List each line holding the string "work".

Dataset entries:

___

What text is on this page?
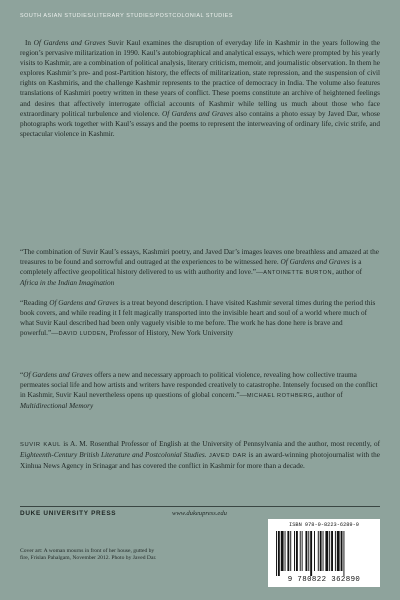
SOUTH ASIAN STUDIES/LITERARY STUDIES/POSTCOLONIAL STUDIES

In Of Gardens and Graves Suvir Kaul examines the disruption of everyday life in Kashmir in the years following the region’s pervasive militarization in 1990. Kaul’s autobiographical and analytical essays, which were prompted by his yearly visits to Kashmir, are a combination of political analysis, literary criticism, memoir, and journalistic observation. In them he explores Kashmir’s pre- and post-Partition history, the effects of militarization, state repression, and the suspension of civil rights on Kashmiris, and the challenge Kashmir represents to the practice of democracy in India. The volume also features translations of Kashmiri poetry written in these years of conflict. These poems constitute an archive of heightened feelings and desires that affectively interrogate official accounts of Kashmir while telling us much about those who face extraordinary political turbulence and violence. Of Gardens and Graves also contains a photo essay by Javed Dar, whose photographs work together with Kaul’s essays and the poems to represent the interweaving of ordinary life, civic strife, and spectacular violence in Kashmir.

“The combination of Suvir Kaul’s essays, Kashmiri poetry, and Javed Dar’s images leaves one breathless and amazed at the treasures to be found and sorrowful and outraged at the experiences to be witnessed here. Of Gardens and Graves is a completely affective geopolitical history delivered to us with authority and love.”—ANTOINETTE BURTON, author of Africa in the Indian Imagination

“Reading Of Gardens and Graves is a treat beyond description. I have visited Kashmir several times during the period this book covers, and while reading it I felt magically transported into the invisible heart and soul of a world where much of what Suvir Kaul described had been only vaguely visible to me before. The work he has done here is brave and powerful.”—DAVID LUDDEN, Professor of History, New York University

“Of Gardens and Graves offers a new and necessary approach to political violence, revealing how collective trauma permeates social life and how artists and writers have responded creatively to catastrophe. Intensely focused on the conflict in Kashmir, Suvir Kaul nevertheless opens up questions of global concern.”—MICHAEL ROTHBERG, author of Multidirectional Memory

SUVIR KAUL is A. M. Rosenthal Professor of English at the University of Pennsylvania and the author, most recently, of Eighteenth-Century British Literature and Postcolonial Studies. JAVED DAR is an award-winning photojournalist with the Xinhua News Agency in Srinagar and has covered the conflict in Kashmir for more than a decade.

DUKE UNIVERSITY PRESS	www.dukeupress.edu

Cover art: A woman mourns in front of her house, gutted by fire, Frislan Pahalgam, November 2012. Photo by Javed Dar.

ISBN 978-0-8223-6289-0
9 780822 362890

___

EXERCISE RESPONSE:
In Of Gardens and Graves Suvir Kaul examines the disruption of everyday life in Kashmir in the years following the region’s pervasive militarization in 1990. Kaul’s autobiographical and analytical essays, which were prompted by his yearly visits to Kashmir, are a combination of political analysis, literary criticism, memoir, and journalistic observation. In them he explores Kashmir’s pre- and post-Partition history, the effects of militarization, state repression, and the suspension of civil rights on Kashmiris, and the challenge Kashmir represents to the practice of democracy in India. The volume also features translations of Kashmiri poetry written in these years of conflict. These poems constitute an archive of heightened feelings and desires that affectively interrogate official accounts of Kashmir while telling us much about those who face extraordinary political turbulence and violence. Of Gardens and Graves also contains a photo essay by Javed Dar, whose photographs work together with Kaul’s essays and the poems to represent the interweaving of ordinary life, civic strife, and spectacular violence in Kashmir.
“Reading Of Gardens and Graves is a treat beyond description. I have visited Kashmir several times during the period this book covers, and while reading it I felt magically transported into the invisible heart and soul of a world where much of what Suvir Kaul described had been only vaguely visible to me before. The work he has done here is brave and powerful.”—DAVID LUDDEN, Professor of History, New York University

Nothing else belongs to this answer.